Data entries
▬▬▬▬▬▬

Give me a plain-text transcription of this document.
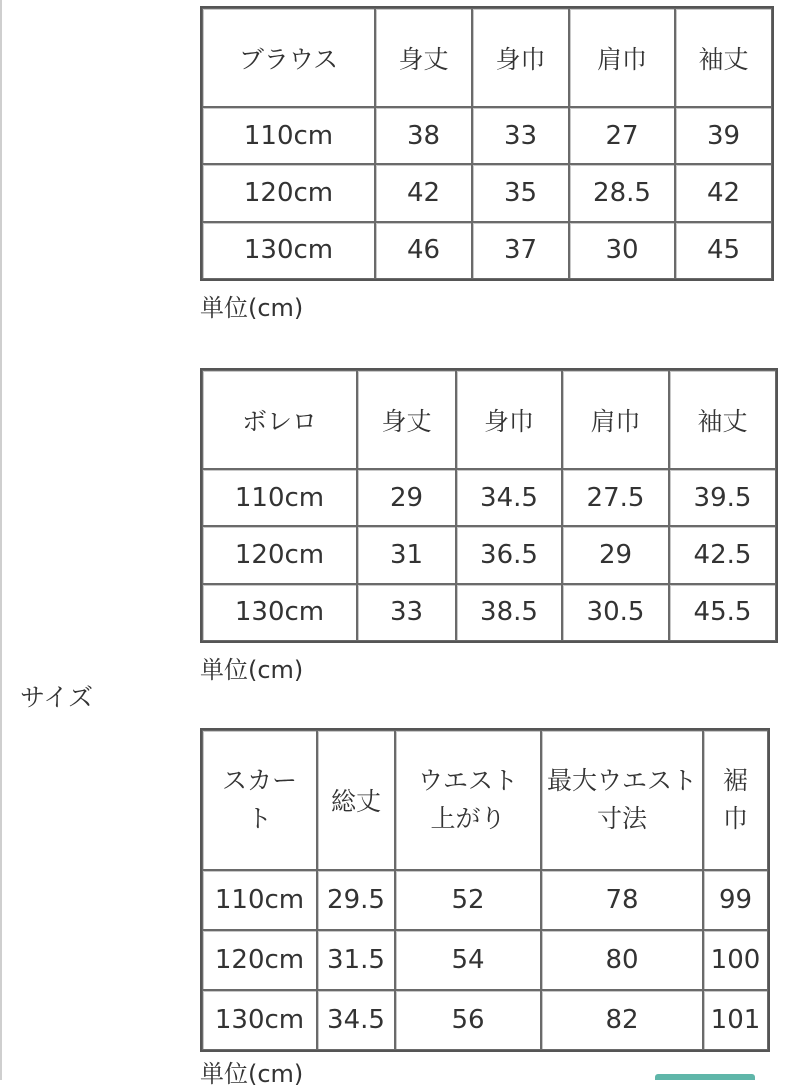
サイズ
ブラウス	身丈	身巾	肩巾	袖丈
110cm	38	33	27	39
120cm	42	35	28.5	42
130cm	46	37	30	45
単位(cm)
ボレロ	身丈	身巾	肩巾	袖丈
110cm	29	34.5	27.5	39.5
120cm	31	36.5	29	42.5
130cm	33	38.5	30.5	45.5
単位(cm)
スカート	総丈	ウエスト上がり	最大ウエスト寸法	裾巾
110cm	29.5	52	78	99
120cm	31.5	54	80	100
130cm	34.5	56	82	101
単位(cm)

▬▬▬▬▬▬

Directions for this task:
Leave out every picture and copy the rest of the records exactly.

Exercise answer:
Give me a plain-text transcription of this document.
サイズ
ブラウス	身丈	身巾	肩巾	袖丈
110cm	38	33	27	39
120cm	42	35	28.5	42
130cm	46	37	30	45
単位(cm)
ボレロ	身丈	身巾	肩巾	袖丈
110cm	29	34.5	27.5	39.5
120cm	31	36.5	29	42.5
130cm	33	38.5	30.5	45.5
単位(cm)
スカート	総丈	ウエスト上がり	最大ウエスト寸法	裾巾
110cm	29.5	52	78	99
120cm	31.5	54	80	100
130cm	34.5	56	82	101
単位(cm)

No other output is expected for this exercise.